Write out all of the entries exactly, please.
────
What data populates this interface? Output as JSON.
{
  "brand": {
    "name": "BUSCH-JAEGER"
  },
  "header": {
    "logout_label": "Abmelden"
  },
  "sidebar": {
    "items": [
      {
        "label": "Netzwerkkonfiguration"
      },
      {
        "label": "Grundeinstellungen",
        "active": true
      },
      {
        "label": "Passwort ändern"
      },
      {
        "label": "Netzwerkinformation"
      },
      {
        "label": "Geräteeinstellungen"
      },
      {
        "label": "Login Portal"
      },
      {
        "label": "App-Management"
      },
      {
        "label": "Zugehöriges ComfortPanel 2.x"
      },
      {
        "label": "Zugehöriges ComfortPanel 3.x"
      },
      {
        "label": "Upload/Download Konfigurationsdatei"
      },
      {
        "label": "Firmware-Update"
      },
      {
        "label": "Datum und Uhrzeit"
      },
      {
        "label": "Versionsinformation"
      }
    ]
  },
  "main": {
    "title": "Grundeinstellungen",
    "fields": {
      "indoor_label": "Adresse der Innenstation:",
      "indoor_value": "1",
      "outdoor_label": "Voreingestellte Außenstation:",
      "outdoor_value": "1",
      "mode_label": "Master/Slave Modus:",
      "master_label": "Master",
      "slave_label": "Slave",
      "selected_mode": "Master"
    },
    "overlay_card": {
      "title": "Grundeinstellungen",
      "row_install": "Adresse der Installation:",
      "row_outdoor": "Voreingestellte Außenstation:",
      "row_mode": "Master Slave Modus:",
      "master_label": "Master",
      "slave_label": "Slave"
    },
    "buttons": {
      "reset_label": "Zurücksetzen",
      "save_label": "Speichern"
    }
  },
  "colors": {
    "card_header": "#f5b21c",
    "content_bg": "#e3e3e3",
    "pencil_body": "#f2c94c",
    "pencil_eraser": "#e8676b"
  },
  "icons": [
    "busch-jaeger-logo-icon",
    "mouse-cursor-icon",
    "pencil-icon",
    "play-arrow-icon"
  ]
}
────
-- Exercise result --
What data populates this interface? Output as JSON.
{
  "brand": {
    "name": "BUSCH-JAEGER"
  },
  "header": {
    "logout_label": "Abmelden"
  },
  "sidebar": {
    "items": [
      {
        "label": "Netzwerkkonfiguration"
      },
      {
        "label": "Grundeinstellungen",
        "active": true
      },
      {
        "label": "Passwort ändern"
      },
      {
        "label": "Netzwerkinformation"
      },
      {
        "label": "Geräteeinstellungen"
      },
      {
        "label": "Login Portal"
      },
      {
        "label": "App-Management"
      },
      {
        "label": "Zugehöriges ComfortPanel 2.x"
      },
      {
        "label": "Zugehöriges ComfortPanel 3.x"
      },
      {
        "label": "Upload/Download Konfigurationsdatei"
      },
      {
        "label": "Firmware-Update"
      },
      {
        "label": "Datum und Uhrzeit"
      },
      {
        "label": "Versionsinformation"
      }
    ]
  },
  "main": {
    "title": "Grundeinstellungen",
    "fields": {
      "indoor_label": "Adresse der Innenstation:",
      "indoor_value": "1",
      "outdoor_label": "Voreingestellte Außenstation:",
      "outdoor_value": "1",
      "mode_label": "Master/Slave Modus:",
      "master_label": "Master",
      "slave_label": "Slave",
      "selected_mode": "Master"
    },
    "overlay_card": {
      "title": "Grundeinstellungen",
      "row_install": "Adresse der Installation:",
      "row_outdoor": "Voreingestellte Außenstation:",
      "row_mode": "Master Slave Modus:",
      "master_label": "Master",
      "slave_label": "Slave"
    },
    "buttons": {
      "reset_label": "Zurücksetzen",
      "save_label": "Speichern"
    }
  },
  "colors": {
    "card_header": "#f5b21c",
    "content_bg": "#e3e3e3",
    "pencil_body": "#f2c94c",
    "pencil_eraser": "#e8676b"
  },
  "icons": [
    "busch-jaeger-logo-icon",
    "mouse-cursor-icon",
    "pencil-icon",
    "play-arrow-icon"
  ]
}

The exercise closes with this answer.